↓

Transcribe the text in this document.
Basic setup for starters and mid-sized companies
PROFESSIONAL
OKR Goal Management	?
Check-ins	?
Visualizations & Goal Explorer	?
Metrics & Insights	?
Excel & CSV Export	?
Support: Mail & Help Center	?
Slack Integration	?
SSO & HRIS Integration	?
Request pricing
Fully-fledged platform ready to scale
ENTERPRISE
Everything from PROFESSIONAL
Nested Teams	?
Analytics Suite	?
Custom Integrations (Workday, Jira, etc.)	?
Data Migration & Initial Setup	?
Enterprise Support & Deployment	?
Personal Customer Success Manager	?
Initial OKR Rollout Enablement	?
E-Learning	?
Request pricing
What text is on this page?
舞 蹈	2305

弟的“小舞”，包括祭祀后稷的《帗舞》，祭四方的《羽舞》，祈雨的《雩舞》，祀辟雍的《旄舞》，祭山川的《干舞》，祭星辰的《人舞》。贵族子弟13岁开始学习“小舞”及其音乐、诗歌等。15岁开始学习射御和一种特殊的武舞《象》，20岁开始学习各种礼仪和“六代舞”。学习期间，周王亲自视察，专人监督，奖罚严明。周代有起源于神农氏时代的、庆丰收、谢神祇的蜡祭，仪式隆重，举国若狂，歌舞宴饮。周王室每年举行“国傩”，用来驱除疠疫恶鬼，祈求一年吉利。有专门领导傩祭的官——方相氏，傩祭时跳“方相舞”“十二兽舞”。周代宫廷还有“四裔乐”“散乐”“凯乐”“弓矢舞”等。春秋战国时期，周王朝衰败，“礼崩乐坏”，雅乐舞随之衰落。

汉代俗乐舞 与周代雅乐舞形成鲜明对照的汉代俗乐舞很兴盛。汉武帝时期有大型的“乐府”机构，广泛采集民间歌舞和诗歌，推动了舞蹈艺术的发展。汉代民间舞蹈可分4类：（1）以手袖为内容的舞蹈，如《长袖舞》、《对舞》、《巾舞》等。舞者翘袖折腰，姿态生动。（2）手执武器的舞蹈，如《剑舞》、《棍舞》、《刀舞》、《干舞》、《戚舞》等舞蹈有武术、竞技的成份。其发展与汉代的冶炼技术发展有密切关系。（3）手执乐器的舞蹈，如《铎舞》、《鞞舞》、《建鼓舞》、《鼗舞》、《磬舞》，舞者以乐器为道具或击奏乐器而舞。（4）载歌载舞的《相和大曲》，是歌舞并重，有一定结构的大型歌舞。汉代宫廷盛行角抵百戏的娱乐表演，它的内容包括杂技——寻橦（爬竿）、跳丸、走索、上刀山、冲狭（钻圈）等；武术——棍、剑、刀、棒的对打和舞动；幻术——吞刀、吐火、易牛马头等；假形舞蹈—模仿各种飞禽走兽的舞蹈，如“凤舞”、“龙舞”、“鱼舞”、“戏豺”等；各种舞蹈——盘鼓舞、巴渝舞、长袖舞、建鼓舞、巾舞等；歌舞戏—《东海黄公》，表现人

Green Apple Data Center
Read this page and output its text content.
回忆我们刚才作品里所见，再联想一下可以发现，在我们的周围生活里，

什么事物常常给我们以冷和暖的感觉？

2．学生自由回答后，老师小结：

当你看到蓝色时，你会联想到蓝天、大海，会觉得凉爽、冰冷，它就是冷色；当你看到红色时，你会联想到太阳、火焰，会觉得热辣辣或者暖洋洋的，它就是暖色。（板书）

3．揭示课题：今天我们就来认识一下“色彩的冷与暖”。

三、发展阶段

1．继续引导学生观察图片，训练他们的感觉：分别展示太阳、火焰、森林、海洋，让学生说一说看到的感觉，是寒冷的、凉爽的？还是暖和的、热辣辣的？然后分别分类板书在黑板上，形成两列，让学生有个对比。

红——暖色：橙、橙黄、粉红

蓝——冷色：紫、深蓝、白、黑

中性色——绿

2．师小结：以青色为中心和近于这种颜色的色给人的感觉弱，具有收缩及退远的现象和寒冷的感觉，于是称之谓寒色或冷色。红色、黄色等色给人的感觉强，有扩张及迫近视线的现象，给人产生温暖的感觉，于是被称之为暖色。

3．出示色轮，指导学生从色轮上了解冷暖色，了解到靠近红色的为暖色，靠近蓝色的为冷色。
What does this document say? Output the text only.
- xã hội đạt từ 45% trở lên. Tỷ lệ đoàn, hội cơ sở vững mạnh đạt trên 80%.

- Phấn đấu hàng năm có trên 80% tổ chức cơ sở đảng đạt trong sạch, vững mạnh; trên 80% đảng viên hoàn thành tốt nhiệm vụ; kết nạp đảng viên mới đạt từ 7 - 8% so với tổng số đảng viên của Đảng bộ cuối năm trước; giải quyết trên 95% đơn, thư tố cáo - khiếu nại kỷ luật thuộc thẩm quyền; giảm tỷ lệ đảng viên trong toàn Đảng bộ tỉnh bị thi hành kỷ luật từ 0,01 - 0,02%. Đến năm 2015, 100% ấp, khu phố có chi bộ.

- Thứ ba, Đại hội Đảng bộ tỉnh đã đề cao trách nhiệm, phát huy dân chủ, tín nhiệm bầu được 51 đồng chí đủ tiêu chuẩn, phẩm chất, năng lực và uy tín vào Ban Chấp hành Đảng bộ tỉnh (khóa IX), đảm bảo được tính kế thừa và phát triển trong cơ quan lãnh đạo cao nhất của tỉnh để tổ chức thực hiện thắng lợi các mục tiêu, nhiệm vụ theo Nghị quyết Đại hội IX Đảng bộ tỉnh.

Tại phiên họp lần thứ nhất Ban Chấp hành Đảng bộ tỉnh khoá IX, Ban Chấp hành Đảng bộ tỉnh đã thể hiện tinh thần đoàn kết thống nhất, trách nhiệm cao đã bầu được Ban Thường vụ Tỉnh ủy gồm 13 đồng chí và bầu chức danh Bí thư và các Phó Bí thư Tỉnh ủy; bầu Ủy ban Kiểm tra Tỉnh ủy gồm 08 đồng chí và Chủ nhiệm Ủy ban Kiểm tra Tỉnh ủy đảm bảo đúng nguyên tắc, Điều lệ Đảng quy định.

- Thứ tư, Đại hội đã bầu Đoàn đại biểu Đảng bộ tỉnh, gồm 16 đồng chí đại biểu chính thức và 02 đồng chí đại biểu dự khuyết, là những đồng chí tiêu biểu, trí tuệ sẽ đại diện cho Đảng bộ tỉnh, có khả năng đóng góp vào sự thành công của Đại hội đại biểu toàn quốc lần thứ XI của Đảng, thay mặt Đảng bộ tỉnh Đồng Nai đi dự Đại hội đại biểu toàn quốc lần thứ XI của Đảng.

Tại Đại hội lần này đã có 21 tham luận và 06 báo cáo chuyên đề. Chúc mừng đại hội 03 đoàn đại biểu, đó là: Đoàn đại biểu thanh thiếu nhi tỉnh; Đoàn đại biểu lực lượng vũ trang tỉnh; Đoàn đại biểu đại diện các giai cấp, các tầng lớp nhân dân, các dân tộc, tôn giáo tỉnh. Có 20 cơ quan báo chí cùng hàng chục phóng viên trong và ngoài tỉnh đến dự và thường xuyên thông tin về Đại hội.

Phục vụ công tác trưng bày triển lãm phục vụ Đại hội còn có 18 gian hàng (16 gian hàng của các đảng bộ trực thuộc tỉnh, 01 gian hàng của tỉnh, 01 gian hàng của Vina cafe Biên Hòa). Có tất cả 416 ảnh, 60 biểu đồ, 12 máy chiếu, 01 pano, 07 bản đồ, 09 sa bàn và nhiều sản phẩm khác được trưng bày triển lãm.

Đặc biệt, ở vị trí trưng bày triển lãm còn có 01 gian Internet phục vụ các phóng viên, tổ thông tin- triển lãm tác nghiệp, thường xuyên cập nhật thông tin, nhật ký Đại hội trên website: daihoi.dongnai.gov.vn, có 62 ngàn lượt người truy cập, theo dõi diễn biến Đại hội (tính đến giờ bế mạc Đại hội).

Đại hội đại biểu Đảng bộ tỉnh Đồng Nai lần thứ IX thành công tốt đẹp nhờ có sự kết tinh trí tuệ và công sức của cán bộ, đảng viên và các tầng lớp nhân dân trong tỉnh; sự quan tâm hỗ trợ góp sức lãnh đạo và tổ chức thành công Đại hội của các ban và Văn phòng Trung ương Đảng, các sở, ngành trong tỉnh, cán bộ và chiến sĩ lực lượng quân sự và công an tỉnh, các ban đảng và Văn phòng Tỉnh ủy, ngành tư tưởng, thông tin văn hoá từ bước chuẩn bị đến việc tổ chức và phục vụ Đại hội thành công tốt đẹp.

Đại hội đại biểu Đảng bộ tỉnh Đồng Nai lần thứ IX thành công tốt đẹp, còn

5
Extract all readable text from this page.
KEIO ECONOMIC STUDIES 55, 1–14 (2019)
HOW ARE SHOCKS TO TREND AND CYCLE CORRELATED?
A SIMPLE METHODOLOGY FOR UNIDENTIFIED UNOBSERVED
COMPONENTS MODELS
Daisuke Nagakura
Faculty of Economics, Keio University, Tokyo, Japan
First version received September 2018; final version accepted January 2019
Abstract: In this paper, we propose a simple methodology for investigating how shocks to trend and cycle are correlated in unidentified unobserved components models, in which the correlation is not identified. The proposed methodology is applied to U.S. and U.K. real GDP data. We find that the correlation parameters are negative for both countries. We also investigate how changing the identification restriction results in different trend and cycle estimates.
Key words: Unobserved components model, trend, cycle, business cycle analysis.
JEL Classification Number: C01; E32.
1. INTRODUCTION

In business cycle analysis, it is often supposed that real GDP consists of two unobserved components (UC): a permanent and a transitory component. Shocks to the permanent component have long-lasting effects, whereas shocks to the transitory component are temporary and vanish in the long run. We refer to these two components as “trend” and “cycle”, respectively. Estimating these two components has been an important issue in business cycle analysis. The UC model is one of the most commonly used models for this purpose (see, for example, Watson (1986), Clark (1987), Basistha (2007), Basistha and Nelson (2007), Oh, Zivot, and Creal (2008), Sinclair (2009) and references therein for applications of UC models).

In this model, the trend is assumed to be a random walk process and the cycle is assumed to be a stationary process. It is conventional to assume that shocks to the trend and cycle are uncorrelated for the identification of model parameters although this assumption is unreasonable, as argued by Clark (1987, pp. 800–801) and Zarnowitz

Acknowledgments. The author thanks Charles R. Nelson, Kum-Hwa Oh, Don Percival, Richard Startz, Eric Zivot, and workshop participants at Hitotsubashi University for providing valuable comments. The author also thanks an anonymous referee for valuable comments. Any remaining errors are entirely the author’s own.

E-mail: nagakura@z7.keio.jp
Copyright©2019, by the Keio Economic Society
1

↑

* _Exercise directions_: Go through the records and gather the lines that hold "text".

* _Task solution_:
Transcribe the text in this document.
What text is on this page?
Read this page and output its text content.
What does this document say? Output the text only.
Extract all readable text from this page.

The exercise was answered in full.